Exercise: Scan the entries below for the word "title". Copy each line that has it.

Input:
· · · · ·

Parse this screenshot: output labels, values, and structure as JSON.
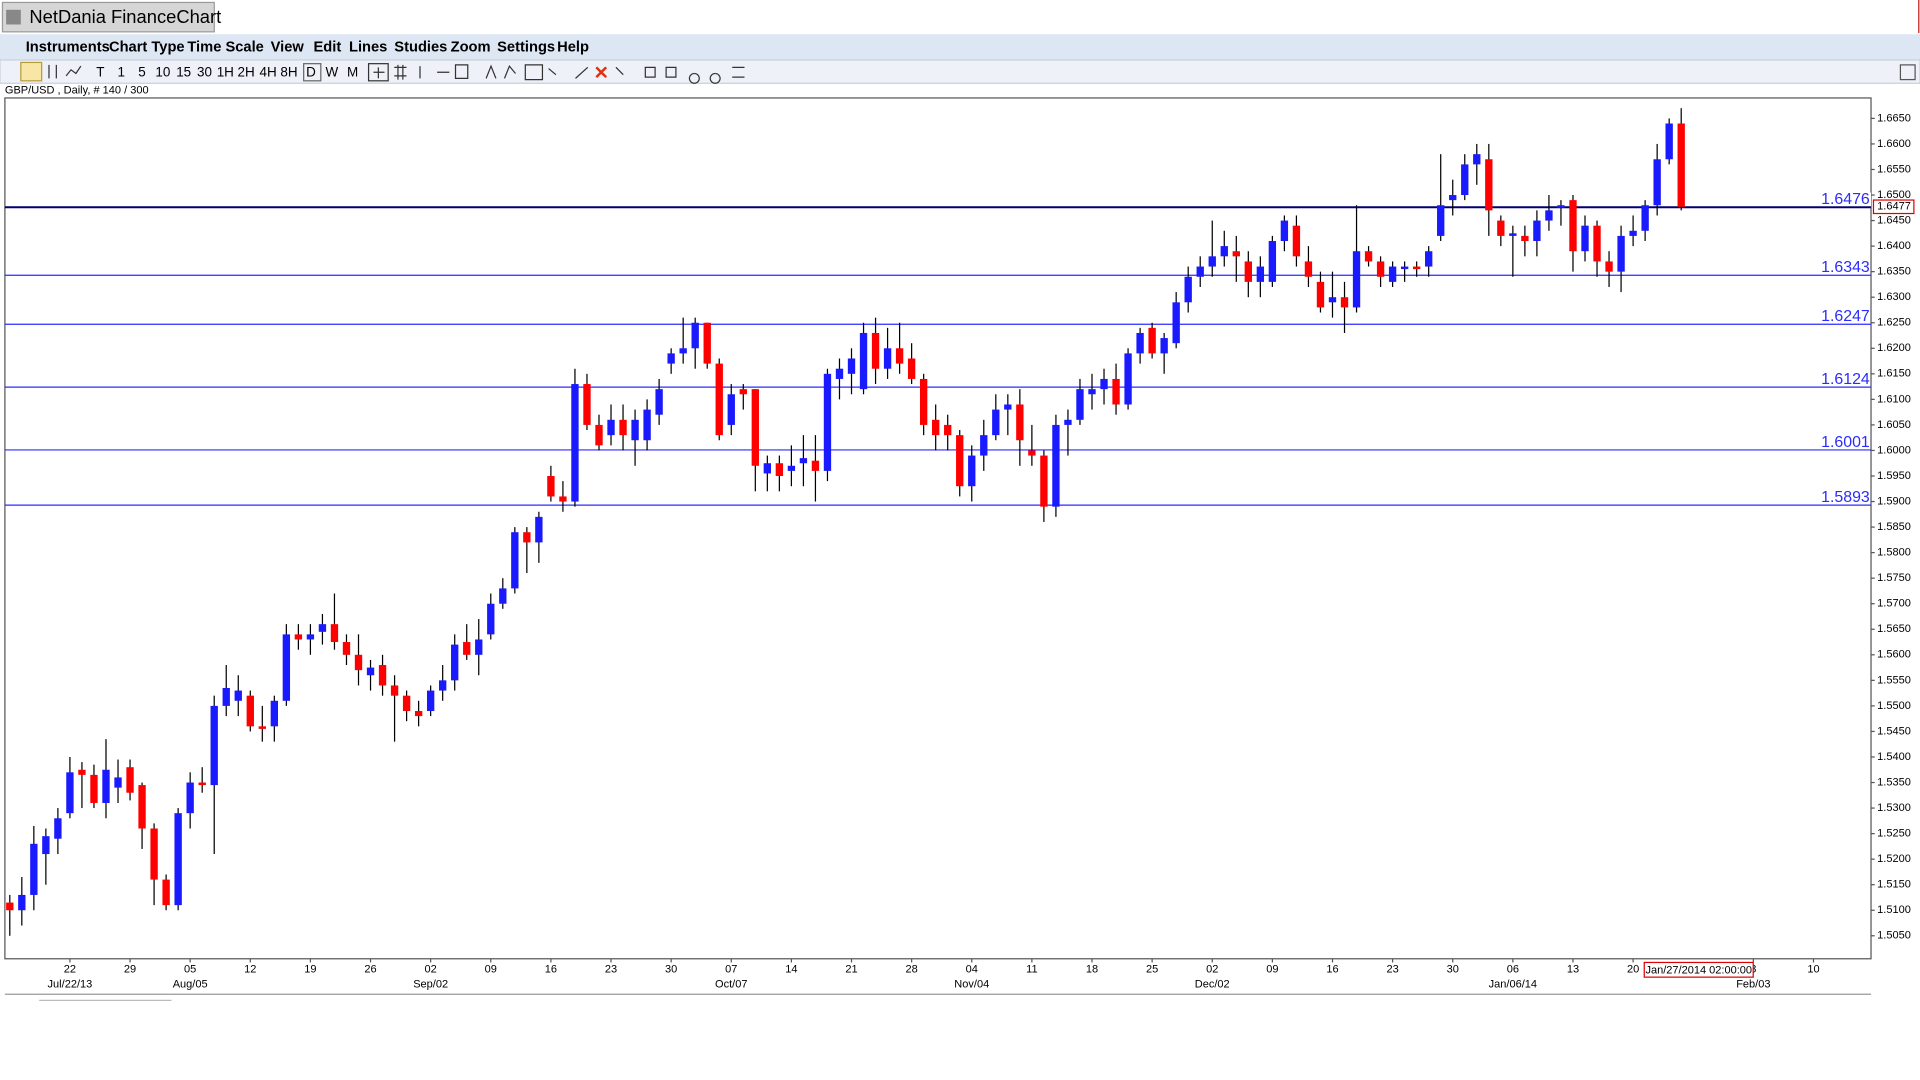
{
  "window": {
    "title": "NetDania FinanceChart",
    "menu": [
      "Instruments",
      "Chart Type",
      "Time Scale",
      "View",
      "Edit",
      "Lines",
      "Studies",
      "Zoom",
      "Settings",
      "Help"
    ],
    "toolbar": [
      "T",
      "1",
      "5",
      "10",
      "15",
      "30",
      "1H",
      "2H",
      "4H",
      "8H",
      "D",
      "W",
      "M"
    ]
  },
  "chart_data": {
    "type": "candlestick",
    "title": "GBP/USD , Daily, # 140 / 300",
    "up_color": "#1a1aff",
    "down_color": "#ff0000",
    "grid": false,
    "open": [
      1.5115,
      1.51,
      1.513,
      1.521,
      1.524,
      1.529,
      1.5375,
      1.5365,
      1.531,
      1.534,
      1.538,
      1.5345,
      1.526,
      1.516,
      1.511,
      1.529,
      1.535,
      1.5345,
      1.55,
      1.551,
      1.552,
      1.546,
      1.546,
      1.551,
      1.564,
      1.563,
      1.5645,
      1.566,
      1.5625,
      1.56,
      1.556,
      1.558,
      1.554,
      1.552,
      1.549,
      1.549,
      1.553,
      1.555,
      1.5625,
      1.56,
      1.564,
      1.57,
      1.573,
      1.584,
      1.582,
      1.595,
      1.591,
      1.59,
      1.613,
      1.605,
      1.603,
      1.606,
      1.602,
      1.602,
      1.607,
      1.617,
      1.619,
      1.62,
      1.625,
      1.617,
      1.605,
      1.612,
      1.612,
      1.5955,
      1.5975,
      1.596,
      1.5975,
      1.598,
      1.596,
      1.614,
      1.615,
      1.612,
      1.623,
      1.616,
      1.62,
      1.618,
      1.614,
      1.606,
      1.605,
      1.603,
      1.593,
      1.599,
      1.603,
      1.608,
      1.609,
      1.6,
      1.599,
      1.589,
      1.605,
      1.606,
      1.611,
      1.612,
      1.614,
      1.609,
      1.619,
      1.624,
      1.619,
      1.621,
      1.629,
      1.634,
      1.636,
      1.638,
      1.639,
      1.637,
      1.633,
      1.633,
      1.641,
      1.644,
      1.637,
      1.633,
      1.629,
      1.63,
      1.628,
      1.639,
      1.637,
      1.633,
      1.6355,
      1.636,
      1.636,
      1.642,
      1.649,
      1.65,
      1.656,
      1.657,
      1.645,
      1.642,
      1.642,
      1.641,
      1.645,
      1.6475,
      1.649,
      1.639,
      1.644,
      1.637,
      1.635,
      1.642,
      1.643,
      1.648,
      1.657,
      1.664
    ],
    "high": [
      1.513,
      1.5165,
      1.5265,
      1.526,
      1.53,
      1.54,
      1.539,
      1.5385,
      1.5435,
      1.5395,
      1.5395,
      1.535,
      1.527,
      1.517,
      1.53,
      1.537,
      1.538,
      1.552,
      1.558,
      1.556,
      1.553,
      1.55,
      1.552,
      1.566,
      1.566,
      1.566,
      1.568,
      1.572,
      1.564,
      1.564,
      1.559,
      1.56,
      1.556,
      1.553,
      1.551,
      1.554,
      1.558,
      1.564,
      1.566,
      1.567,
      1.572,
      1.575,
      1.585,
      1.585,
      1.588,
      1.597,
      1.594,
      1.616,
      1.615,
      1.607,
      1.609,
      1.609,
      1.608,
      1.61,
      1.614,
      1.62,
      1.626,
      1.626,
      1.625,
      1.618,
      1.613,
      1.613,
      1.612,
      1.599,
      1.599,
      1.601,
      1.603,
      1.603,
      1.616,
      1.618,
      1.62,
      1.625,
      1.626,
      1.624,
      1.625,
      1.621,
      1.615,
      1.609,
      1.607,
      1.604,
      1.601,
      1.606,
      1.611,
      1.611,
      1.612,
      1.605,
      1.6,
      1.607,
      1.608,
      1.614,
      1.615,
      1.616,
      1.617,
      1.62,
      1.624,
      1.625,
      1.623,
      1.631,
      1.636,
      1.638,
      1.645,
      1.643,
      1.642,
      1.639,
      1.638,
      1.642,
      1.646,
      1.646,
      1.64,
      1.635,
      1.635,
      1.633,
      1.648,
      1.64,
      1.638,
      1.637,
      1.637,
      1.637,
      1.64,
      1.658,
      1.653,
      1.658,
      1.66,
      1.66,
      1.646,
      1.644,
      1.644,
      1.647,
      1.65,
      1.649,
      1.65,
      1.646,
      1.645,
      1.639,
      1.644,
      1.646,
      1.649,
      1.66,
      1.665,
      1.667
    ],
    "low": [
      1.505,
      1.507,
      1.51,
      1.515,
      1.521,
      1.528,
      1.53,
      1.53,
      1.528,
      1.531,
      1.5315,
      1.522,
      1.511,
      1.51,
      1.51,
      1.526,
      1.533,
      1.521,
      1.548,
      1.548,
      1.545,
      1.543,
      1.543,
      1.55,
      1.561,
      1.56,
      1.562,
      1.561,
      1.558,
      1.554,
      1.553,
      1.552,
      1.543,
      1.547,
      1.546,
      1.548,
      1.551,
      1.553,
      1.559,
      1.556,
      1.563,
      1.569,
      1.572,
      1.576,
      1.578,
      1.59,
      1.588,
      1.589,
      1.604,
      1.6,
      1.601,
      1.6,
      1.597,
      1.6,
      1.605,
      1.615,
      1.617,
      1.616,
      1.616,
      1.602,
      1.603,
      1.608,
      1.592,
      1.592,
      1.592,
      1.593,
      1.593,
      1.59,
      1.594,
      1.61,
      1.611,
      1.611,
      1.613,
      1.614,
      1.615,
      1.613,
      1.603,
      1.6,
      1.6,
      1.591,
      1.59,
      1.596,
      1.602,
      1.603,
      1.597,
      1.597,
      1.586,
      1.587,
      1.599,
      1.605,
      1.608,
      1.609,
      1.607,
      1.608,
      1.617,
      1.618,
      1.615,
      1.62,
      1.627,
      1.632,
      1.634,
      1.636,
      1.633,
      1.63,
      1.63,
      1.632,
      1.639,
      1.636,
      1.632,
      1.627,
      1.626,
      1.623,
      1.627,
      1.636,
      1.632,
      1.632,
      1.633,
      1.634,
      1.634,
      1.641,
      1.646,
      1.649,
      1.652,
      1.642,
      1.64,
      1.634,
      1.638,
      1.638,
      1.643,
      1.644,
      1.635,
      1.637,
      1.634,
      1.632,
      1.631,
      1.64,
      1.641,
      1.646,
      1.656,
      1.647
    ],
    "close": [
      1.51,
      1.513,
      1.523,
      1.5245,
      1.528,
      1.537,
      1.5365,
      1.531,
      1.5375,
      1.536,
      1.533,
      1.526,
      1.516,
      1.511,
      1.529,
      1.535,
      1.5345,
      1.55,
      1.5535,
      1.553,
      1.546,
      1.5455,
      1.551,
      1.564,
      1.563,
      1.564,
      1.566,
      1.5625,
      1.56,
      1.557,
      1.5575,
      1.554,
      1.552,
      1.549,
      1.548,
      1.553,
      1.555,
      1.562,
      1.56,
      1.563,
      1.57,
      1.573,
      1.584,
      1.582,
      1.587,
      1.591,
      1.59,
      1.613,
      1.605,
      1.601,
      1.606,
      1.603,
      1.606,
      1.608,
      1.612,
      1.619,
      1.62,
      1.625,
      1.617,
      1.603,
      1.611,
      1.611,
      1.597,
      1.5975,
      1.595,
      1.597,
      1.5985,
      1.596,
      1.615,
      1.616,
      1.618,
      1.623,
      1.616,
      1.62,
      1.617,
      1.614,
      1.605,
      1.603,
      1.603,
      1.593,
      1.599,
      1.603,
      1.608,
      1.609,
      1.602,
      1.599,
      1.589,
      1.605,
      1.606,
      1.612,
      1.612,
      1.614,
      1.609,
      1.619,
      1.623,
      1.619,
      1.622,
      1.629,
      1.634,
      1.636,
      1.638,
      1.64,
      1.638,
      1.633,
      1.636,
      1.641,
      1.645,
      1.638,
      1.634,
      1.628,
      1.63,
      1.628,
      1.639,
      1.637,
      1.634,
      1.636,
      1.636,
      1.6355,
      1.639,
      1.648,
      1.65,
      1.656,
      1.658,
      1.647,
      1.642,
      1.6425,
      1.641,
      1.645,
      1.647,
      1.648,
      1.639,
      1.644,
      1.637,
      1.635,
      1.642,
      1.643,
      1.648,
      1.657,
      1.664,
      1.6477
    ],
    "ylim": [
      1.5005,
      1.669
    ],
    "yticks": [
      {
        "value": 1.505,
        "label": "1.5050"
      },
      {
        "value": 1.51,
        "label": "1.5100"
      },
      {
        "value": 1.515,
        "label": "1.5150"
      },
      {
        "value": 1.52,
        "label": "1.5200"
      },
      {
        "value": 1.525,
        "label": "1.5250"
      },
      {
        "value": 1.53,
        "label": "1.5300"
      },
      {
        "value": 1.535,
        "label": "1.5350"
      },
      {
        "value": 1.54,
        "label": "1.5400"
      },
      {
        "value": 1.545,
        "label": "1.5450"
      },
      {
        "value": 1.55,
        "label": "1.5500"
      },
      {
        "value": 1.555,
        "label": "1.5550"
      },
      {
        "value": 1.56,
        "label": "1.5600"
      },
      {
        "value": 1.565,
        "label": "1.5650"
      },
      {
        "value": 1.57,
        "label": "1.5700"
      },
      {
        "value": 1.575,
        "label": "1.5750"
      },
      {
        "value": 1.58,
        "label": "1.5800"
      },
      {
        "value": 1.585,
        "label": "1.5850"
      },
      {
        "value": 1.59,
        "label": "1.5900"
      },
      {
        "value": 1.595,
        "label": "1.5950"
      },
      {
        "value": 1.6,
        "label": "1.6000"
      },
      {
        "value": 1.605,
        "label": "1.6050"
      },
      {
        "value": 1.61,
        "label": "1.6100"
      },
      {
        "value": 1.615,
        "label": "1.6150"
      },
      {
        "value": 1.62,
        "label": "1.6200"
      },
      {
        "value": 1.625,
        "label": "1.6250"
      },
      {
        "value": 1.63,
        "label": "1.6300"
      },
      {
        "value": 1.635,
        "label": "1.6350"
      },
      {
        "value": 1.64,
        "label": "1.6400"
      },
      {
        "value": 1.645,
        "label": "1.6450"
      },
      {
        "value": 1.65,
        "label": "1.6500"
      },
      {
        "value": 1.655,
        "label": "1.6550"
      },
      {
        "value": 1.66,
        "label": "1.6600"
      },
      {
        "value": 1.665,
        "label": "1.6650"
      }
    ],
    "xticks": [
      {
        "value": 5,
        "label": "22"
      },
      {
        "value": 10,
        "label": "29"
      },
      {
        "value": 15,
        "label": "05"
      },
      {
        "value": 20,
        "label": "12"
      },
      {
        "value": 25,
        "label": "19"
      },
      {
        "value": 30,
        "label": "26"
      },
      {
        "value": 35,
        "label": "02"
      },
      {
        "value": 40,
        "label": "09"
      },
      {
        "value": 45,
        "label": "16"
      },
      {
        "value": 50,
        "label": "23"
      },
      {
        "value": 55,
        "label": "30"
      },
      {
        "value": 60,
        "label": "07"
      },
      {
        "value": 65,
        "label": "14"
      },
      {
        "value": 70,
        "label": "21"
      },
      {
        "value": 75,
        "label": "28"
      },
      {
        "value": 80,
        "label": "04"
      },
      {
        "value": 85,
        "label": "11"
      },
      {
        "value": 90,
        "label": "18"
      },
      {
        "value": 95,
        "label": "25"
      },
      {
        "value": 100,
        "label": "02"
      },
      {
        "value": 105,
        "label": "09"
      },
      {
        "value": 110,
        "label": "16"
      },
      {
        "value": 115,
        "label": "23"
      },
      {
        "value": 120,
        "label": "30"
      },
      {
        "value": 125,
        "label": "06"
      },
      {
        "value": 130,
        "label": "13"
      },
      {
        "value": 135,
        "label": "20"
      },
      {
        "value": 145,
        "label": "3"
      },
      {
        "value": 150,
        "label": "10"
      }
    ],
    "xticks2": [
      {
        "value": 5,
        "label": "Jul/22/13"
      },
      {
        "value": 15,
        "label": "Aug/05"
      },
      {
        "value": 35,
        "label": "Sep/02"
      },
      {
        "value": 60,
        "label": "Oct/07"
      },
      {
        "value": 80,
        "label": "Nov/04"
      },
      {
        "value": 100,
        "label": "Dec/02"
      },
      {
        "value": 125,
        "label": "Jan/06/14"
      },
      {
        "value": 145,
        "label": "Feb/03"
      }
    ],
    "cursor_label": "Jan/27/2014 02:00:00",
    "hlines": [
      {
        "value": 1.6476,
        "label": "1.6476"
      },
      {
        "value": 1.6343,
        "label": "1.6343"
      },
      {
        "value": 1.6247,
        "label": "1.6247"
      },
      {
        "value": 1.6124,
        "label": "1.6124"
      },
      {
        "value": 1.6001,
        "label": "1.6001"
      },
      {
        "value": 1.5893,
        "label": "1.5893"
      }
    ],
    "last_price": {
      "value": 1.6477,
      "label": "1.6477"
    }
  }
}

· · · · ·

Full solution:
    "title": "NetDania FinanceChart",
    "title": "GBP/USD , Daily, # 140 / 300",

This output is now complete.